Job
Gather the lines below that include the string "matter", copying each in full.

Task input
= = = =
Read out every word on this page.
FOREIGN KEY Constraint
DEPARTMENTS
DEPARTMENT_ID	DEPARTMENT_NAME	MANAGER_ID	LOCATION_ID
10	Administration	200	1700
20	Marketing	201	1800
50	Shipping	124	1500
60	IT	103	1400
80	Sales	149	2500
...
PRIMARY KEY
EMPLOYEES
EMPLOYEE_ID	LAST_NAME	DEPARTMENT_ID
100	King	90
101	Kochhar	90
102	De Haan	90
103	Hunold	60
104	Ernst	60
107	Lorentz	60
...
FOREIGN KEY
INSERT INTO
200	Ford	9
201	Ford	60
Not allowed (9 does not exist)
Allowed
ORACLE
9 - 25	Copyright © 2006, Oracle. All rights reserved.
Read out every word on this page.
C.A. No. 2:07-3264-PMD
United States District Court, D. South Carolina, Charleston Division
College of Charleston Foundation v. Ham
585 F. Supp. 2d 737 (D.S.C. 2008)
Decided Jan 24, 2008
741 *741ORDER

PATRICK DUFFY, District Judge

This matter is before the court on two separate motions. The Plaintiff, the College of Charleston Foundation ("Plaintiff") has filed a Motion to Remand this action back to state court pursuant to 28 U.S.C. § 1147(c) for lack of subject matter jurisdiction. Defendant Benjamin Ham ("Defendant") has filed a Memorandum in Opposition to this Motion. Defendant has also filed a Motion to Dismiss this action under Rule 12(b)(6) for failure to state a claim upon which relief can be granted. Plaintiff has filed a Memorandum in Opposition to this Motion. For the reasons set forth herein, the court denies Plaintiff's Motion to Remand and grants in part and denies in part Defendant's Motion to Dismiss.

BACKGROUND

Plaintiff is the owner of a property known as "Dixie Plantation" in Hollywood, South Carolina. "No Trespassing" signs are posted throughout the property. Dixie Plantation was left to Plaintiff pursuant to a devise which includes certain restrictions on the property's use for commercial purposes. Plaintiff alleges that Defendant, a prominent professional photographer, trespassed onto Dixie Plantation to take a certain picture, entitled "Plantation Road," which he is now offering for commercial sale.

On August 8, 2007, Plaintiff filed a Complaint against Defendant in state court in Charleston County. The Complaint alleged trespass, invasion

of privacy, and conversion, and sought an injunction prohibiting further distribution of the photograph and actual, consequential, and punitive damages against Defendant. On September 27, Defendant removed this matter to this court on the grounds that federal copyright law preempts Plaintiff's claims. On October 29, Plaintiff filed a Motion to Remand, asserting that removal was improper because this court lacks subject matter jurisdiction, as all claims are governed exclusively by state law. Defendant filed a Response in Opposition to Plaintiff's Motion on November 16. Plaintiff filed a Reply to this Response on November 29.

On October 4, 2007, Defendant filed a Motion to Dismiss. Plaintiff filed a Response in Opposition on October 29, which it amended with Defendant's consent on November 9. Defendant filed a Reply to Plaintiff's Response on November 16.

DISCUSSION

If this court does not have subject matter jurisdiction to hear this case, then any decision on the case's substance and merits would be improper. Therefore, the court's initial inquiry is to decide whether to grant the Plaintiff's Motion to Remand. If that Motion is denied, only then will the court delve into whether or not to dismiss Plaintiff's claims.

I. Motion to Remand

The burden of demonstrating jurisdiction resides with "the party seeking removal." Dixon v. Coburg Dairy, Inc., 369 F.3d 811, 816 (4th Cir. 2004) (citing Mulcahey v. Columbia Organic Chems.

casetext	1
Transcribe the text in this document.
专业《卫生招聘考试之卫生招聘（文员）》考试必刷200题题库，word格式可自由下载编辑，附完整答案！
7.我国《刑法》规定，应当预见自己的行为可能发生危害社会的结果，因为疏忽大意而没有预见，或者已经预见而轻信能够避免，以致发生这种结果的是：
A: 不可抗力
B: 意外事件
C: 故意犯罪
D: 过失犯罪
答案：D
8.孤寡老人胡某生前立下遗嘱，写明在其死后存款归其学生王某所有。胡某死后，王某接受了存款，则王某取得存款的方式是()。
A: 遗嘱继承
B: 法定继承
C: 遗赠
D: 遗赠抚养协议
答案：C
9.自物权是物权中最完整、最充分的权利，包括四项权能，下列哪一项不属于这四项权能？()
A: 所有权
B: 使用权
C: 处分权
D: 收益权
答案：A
= = = =
Output of the task
This matter is before the court on two separate motions. The Plaintiff, the College of Charleston Foundation ("Plaintiff") has filed a Motion to Remand this action back to state court pursuant to 28 U.S.C. § 1147(c) for lack of subject matter jurisdiction. Defendant Benjamin Ham ("Defendant") has filed a Memorandum in Opposition to this Motion. Defendant has also filed a Motion to Dismiss this action under Rule 12(b)(6) for failure to state a claim upon which relief can be granted. Plaintiff has filed a Memorandum in Opposition to this Motion. For the reasons set forth herein, the court denies Plaintiff's Motion to Remand and grants in part and denies in part Defendant's Motion to Dismiss.
of privacy, and conversion, and sought an injunction prohibiting further distribution of the photograph and actual, consequential, and punitive damages against Defendant. On September 27, Defendant removed this matter to this court on the grounds that federal copyright law preempts Plaintiff's claims. On October 29, Plaintiff filed a Motion to Remand, asserting that removal was improper because this court lacks subject matter jurisdiction, as all claims are governed exclusively by state law. Defendant filed a Response in Opposition to Plaintiff's Motion on November 16. Plaintiff filed a Reply to this Response on November 29.
If this court does not have subject matter jurisdiction to hear this case, then any decision on the case's substance and merits would be improper. Therefore, the court's initial inquiry is to decide whether to grant the Plaintiff's Motion to Remand. If that Motion is denied, only then will the court delve into whether or not to dismiss Plaintiff's claims.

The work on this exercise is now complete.